-- start --
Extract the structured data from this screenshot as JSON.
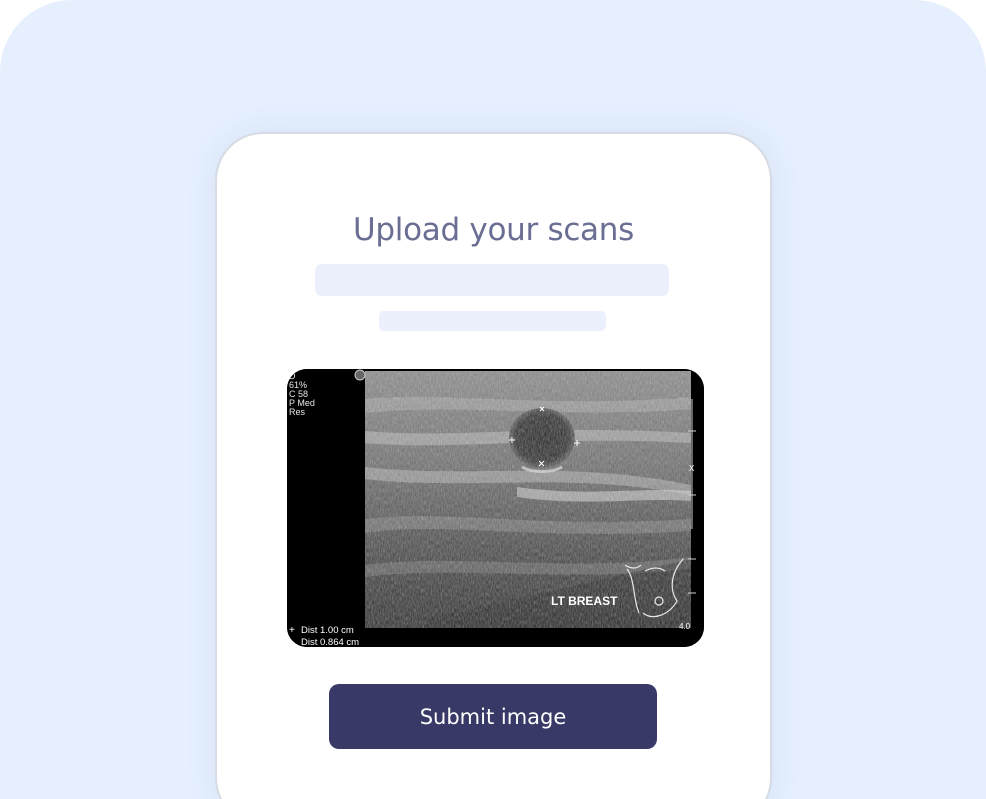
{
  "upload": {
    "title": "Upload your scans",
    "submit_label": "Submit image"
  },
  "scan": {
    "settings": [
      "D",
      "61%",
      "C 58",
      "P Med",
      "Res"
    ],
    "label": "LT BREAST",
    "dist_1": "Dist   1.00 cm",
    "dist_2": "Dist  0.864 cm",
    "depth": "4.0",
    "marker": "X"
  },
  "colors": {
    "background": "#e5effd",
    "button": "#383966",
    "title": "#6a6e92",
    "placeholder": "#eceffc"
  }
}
-- end --
Leave the pictures out and write out every entry exactly as given.

Expected output -
Extract the structured data from this screenshot as JSON.
{
  "upload": {
    "title": "Upload your scans",
    "submit_label": "Submit image"
  },
  "scan": {
    "settings": [
      "D",
      "61%",
      "C 58",
      "P Med",
      "Res"
    ],
    "label": "LT BREAST",
    "dist_1": "Dist   1.00 cm",
    "dist_2": "Dist  0.864 cm",
    "depth": "4.0",
    "marker": "X"
  },
  "colors": {
    "background": "#e5effd",
    "button": "#383966",
    "title": "#6a6e92",
    "placeholder": "#eceffc"
  }
}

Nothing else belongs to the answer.